THE PROBLEM: Copy each line that has the string "JSON" somewhere in it.

RECORDS FOR THE EXERCISE:

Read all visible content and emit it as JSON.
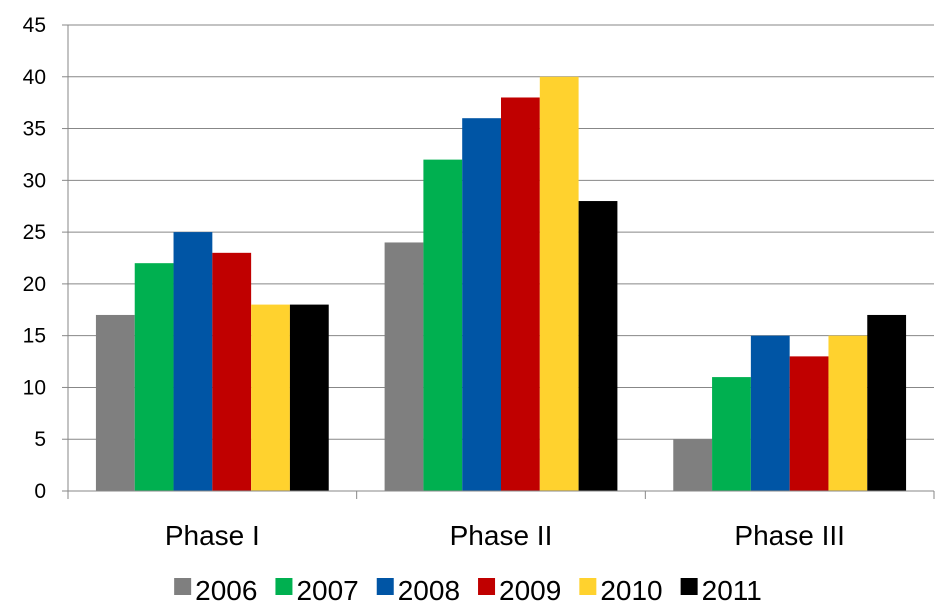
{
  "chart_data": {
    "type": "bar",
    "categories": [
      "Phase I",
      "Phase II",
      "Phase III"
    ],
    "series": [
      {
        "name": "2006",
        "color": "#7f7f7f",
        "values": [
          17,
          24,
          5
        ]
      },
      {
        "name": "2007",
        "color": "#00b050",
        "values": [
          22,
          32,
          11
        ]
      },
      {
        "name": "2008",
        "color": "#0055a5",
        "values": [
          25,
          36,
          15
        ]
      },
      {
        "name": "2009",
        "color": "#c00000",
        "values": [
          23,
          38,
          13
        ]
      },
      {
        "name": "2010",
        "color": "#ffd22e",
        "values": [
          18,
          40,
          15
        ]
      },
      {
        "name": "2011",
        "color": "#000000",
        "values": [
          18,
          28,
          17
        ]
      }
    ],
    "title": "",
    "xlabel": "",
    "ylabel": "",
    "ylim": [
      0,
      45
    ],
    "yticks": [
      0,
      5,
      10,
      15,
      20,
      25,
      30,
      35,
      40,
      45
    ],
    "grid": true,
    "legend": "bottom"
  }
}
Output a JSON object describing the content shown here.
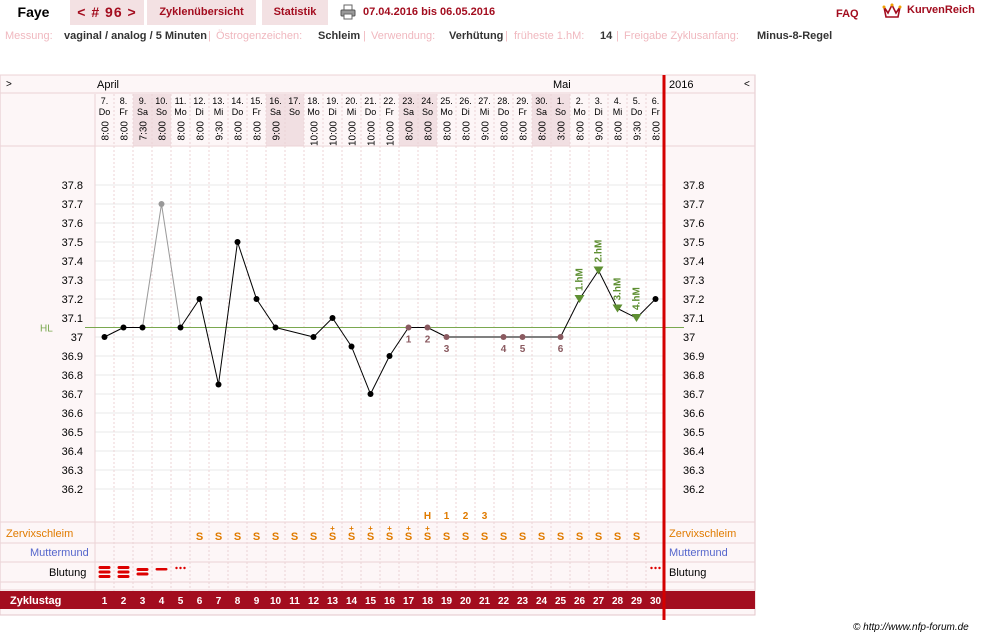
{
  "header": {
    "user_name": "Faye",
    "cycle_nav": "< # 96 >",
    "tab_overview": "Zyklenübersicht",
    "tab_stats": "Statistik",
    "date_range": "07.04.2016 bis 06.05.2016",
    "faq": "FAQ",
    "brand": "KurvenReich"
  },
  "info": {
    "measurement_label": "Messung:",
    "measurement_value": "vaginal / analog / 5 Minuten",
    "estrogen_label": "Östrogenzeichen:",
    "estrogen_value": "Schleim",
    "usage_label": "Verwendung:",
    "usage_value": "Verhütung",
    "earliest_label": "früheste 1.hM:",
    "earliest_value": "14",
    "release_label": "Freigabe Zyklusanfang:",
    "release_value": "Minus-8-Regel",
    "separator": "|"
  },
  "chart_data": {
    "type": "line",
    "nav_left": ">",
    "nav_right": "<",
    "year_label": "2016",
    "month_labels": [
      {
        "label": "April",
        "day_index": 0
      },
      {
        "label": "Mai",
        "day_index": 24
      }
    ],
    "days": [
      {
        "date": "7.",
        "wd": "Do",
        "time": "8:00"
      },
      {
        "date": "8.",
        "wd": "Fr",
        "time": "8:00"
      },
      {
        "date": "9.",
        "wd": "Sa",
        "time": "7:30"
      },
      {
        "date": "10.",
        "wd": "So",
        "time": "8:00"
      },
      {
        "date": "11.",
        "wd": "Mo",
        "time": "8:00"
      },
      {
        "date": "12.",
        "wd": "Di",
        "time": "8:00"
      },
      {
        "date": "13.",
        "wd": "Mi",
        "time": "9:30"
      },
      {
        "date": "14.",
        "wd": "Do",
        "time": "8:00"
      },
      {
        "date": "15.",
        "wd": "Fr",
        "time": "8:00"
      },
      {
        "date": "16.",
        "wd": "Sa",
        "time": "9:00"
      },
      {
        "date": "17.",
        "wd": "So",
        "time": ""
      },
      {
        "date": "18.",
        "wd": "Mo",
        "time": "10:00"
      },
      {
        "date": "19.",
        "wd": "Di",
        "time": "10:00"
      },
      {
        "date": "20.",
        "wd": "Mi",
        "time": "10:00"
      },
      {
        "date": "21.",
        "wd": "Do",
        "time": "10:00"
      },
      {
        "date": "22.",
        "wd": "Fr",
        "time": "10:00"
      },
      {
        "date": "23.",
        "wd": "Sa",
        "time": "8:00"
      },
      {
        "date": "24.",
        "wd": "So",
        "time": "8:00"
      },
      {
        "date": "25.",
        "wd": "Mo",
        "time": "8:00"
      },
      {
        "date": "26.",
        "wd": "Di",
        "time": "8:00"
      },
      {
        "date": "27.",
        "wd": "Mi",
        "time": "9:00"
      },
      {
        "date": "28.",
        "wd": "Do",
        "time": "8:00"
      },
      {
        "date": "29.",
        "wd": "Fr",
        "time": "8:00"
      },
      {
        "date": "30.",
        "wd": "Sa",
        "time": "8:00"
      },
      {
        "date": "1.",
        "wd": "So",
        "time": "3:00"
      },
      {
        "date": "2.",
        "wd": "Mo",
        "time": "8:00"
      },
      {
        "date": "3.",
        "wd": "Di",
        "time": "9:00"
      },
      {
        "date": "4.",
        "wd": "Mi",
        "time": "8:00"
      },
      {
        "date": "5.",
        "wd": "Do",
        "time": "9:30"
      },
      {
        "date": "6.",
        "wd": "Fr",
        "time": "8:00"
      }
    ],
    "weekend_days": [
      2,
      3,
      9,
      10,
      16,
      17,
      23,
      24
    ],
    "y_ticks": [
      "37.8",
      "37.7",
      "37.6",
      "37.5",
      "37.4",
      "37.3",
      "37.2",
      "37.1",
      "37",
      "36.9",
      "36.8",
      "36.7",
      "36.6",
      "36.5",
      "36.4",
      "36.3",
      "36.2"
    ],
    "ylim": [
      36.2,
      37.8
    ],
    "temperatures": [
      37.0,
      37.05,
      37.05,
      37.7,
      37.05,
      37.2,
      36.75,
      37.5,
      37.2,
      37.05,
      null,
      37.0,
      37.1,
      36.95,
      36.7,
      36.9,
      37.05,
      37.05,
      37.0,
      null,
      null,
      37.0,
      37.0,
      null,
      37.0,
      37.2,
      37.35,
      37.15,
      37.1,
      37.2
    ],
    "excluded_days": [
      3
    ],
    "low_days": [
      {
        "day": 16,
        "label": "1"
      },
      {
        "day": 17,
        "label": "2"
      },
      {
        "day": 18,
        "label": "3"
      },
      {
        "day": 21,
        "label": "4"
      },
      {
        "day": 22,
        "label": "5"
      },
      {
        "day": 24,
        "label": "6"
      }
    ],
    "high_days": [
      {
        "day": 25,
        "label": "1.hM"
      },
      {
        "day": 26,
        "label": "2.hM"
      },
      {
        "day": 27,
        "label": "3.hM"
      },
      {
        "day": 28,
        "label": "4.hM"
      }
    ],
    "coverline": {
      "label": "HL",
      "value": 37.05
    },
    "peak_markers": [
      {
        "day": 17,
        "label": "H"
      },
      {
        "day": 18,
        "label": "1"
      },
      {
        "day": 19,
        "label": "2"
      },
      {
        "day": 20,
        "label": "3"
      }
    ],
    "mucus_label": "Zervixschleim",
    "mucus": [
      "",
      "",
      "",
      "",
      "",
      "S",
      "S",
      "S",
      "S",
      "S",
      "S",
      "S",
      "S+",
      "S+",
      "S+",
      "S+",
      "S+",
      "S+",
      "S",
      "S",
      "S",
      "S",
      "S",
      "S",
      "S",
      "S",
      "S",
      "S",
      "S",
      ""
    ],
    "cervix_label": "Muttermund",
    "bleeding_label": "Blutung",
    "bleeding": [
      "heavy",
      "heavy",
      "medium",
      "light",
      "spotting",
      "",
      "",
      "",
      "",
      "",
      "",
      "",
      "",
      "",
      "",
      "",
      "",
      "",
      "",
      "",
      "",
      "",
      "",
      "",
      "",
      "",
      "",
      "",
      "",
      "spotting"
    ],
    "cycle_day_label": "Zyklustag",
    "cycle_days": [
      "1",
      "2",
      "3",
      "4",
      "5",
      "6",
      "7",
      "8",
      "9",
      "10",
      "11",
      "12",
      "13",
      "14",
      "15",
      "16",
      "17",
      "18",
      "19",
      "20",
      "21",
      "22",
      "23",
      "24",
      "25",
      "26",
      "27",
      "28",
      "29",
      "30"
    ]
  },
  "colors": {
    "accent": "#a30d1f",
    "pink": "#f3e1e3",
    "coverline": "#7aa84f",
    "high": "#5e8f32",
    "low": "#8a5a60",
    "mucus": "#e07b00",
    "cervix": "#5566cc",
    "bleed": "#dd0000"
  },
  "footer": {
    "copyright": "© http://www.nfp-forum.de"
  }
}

TASK RESULT:
Read all visible content and emit it as JSON.
Output a JSON object describing the content shown here.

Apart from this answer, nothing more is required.